Items from a figure collection:
** begin **

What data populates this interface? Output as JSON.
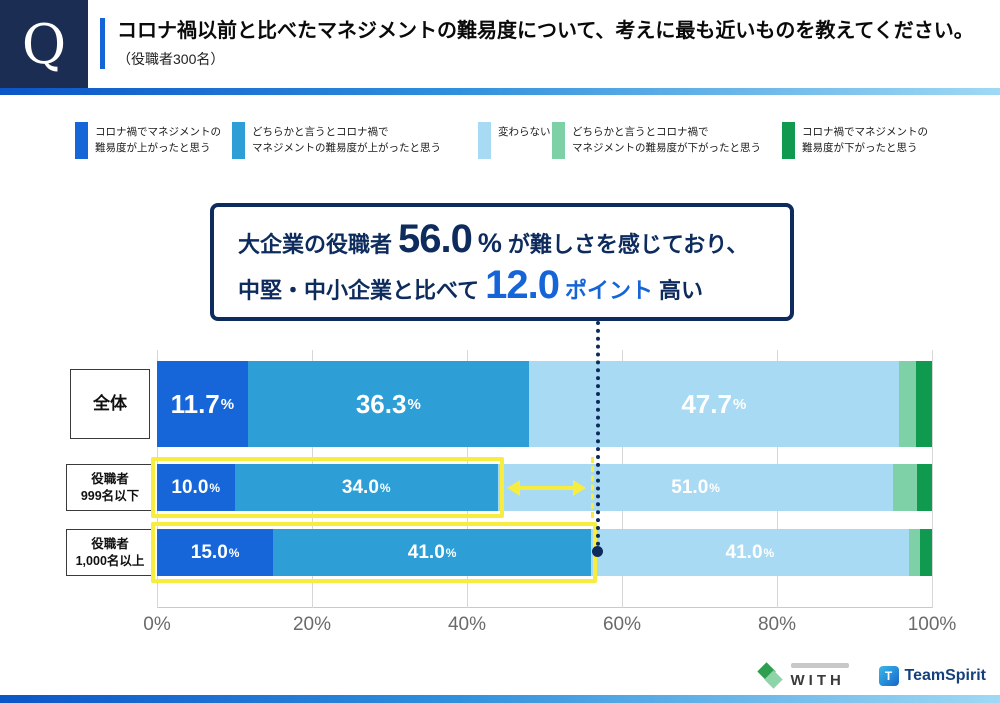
{
  "header": {
    "q_mark": "Q",
    "title_emphasis": "コロナ禍以前と比べたマネジメントの難易度",
    "title_rest": "について、考えに最も近いものを教えてください。",
    "subtitle": "（役職者300名）"
  },
  "legend": [
    {
      "color": "#1766d9",
      "label1": "コロナ禍でマネジメントの",
      "label2": "難易度が上がったと思う"
    },
    {
      "color": "#2d9fd6",
      "label1": "どちらかと言うとコロナ禍で",
      "label2": "マネジメントの難易度が上がったと思う"
    },
    {
      "color": "#a9daf3",
      "label1": "変わらない",
      "label2": ""
    },
    {
      "color": "#7ed0a6",
      "label1": "どちらかと言うとコロナ禍で",
      "label2": "マネジメントの難易度が下がったと思う"
    },
    {
      "color": "#0f9a50",
      "label1": "コロナ禍でマネジメントの",
      "label2": "難易度が下がったと思う"
    }
  ],
  "callout": {
    "line1_pre": "大企業の役職者",
    "line1_num": "56.0",
    "line1_unit": "%",
    "line1_post": "が難しさを感じており、",
    "line2_pre": "中堅・中小企業と比べて",
    "line2_num": "12.0",
    "line2_unit": "ポイント",
    "line2_post": "高い"
  },
  "row_labels": [
    {
      "line1": "全体",
      "line2": ""
    },
    {
      "line1": "役職者",
      "line2": "999名以下"
    },
    {
      "line1": "役職者",
      "line2": "1,000名以上"
    }
  ],
  "chart_data": {
    "type": "bar",
    "stacked": true,
    "orientation": "horizontal",
    "xlim": [
      0,
      100
    ],
    "x_ticks": [
      "0%",
      "20%",
      "40%",
      "60%",
      "80%",
      "100%"
    ],
    "categories": [
      "全体",
      "役職者999名以下",
      "役職者1,000名以上"
    ],
    "series": [
      {
        "name": "コロナ禍でマネジメントの難易度が上がったと思う",
        "color": "#1766d9",
        "values": [
          11.7,
          10.0,
          15.0
        ]
      },
      {
        "name": "どちらかと言うとコロナ禍でマネジメントの難易度が上がったと思う",
        "color": "#2d9fd6",
        "values": [
          36.3,
          34.0,
          41.0
        ]
      },
      {
        "name": "変わらない",
        "color": "#a9daf3",
        "values": [
          47.7,
          51.0,
          41.0
        ]
      },
      {
        "name": "どちらかと言うとコロナ禍でマネジメントの難易度が下がったと思う",
        "color": "#7ed0a6",
        "values": [
          2.3,
          3.0,
          1.5
        ],
        "estimated": true
      },
      {
        "name": "コロナ禍でマネジメントの難易度が下がったと思う",
        "color": "#0f9a50",
        "values": [
          2.0,
          2.0,
          1.5
        ],
        "estimated": true
      }
    ]
  },
  "annotations": {
    "highlight_color": "#f6ed3e",
    "pointer_color": "#0d2b5c",
    "highlights": [
      {
        "row": 1,
        "from_pct": 0,
        "to_pct": 44.0
      },
      {
        "row": 2,
        "from_pct": 0,
        "to_pct": 56.0
      }
    ],
    "diff_arrow": {
      "row": 1,
      "from_pct": 44.0,
      "to_pct": 56.0
    },
    "pointer_pct": 56.0
  },
  "footer": {
    "with_label": "WITH",
    "teamspirit_label": "TeamSpirit"
  }
}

** end **

▶ SET TASK: Say how many lines have the string "name" in them, offering no words beyond the number.

▶ FINAL RESULT: 5